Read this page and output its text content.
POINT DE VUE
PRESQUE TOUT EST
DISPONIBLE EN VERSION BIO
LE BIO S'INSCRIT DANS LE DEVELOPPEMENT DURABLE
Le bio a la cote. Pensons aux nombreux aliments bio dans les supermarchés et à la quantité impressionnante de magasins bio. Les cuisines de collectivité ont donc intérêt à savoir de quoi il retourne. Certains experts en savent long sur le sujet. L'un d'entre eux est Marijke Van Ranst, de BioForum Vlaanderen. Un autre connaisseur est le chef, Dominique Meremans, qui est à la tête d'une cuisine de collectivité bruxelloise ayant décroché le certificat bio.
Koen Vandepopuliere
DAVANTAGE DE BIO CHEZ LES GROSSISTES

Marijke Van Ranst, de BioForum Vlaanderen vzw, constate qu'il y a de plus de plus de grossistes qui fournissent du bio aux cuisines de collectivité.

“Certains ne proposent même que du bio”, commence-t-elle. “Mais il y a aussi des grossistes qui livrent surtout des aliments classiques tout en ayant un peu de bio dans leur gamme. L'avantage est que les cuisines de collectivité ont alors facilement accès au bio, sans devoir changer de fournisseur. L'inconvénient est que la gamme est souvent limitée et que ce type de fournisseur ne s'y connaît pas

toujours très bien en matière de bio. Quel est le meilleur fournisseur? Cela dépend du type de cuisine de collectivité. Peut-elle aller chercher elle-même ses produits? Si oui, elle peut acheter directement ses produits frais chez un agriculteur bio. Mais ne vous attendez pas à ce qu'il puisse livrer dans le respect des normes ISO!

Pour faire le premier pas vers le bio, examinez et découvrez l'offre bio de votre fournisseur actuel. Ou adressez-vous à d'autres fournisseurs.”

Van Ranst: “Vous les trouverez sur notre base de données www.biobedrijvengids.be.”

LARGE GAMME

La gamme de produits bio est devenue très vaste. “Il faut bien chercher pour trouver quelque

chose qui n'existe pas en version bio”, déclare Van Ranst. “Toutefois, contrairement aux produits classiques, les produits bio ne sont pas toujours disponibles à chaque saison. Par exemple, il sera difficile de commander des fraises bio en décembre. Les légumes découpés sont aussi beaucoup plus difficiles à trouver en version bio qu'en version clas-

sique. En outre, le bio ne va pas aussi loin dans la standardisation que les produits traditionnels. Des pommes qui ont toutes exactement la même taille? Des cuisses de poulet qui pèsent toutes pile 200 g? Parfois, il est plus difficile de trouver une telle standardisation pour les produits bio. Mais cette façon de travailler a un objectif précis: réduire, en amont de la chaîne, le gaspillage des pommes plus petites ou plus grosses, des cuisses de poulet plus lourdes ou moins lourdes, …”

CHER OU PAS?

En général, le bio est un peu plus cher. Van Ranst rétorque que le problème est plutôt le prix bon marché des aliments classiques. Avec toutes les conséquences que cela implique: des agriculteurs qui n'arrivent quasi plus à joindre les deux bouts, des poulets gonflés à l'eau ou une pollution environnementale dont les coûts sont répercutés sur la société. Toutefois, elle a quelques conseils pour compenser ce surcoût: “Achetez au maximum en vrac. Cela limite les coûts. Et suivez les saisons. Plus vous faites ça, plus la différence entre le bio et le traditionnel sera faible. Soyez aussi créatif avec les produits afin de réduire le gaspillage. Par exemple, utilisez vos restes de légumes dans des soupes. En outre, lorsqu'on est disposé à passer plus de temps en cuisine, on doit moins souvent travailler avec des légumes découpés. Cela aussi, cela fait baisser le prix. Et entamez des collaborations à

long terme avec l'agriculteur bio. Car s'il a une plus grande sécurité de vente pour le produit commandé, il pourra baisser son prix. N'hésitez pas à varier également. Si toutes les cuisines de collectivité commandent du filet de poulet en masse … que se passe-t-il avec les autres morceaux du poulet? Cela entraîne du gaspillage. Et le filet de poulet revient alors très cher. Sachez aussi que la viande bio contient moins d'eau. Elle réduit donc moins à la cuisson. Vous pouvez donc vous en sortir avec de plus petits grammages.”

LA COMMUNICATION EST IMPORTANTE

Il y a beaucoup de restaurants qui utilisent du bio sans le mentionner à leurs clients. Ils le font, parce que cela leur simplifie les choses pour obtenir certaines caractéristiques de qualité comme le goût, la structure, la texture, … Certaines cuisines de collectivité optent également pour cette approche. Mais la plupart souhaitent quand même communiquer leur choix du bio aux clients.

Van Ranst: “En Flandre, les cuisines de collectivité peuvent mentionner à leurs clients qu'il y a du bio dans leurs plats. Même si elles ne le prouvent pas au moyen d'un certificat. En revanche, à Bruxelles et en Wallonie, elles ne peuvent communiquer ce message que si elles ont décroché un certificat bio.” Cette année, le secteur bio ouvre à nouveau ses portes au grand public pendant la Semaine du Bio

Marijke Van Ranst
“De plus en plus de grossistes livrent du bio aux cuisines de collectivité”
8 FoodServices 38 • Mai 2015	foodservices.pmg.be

WHAT IS NEEDED:
Every line in the data that holds "bien" should be copied out.

RESULT:
toujours très bien en matière de bio. Quel est le meilleur fournisseur? Cela dépend du type de cuisine de collectivité. Peut-elle aller chercher elle-même ses produits? Si oui, elle peut acheter directement ses produits frais chez un agriculteur bio. Mais ne vous attendez pas à ce qu'il puisse livrer dans le respect des normes ISO!
La gamme de produits bio est devenue très vaste. “Il faut bien chercher pour trouver quelque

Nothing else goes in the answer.